**OBJECTIVE:** Give only the number of lines in the data that contain the word "europe".

**RECORD EXCERPTS:**
★ ★ ★ ★ ★ ★ ★

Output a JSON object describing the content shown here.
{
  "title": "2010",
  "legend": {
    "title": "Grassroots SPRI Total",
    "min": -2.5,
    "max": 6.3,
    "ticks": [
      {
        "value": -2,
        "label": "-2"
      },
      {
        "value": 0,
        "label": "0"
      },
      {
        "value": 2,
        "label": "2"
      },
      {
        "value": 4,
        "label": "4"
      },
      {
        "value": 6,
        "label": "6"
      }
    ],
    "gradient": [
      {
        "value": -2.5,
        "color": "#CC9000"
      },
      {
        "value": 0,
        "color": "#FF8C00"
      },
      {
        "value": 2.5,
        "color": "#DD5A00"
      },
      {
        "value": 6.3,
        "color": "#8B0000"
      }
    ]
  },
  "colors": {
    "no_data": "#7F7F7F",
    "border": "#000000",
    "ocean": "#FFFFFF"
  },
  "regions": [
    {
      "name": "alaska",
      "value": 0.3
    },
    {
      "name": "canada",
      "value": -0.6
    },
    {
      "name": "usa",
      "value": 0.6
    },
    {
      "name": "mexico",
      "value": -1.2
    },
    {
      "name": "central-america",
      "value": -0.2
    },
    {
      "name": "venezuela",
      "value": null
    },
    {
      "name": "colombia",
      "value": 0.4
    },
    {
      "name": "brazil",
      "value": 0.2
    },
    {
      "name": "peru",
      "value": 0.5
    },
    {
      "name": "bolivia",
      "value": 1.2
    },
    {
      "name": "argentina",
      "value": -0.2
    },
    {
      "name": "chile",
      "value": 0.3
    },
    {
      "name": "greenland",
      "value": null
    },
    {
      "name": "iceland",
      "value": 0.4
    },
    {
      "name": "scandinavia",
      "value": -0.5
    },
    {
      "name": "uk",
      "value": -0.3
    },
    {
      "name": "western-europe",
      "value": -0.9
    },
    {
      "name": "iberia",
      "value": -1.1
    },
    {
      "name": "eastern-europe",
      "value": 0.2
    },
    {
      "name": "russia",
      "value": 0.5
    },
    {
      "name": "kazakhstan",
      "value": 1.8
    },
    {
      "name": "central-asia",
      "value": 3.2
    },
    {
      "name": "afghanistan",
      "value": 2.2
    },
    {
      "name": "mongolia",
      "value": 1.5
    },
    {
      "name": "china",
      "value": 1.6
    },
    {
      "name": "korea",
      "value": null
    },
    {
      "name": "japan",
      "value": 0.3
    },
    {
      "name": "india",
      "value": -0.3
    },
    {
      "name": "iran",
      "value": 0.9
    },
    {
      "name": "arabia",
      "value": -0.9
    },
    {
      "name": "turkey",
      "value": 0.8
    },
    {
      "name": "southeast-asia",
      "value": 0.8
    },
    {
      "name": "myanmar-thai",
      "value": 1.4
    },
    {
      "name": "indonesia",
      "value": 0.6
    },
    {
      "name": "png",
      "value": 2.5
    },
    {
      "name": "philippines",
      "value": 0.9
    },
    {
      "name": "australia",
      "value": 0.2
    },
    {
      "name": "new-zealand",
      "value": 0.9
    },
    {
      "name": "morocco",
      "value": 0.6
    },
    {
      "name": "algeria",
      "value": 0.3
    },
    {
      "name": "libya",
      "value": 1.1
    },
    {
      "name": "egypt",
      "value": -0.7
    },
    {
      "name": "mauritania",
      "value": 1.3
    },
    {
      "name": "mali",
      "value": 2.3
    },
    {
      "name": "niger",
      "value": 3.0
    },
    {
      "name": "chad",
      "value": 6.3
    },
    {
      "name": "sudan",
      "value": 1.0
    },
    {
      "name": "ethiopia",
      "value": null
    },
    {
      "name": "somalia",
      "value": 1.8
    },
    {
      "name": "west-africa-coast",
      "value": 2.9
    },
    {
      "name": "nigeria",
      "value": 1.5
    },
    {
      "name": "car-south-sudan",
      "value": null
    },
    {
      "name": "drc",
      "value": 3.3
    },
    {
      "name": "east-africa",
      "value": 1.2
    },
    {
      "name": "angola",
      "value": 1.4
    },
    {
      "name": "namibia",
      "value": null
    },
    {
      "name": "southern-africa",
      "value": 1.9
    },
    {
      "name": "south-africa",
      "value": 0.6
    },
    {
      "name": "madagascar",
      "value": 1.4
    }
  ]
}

★ ★ ★ ★ ★ ★ ★

**EXERCISE ANSWER:** 2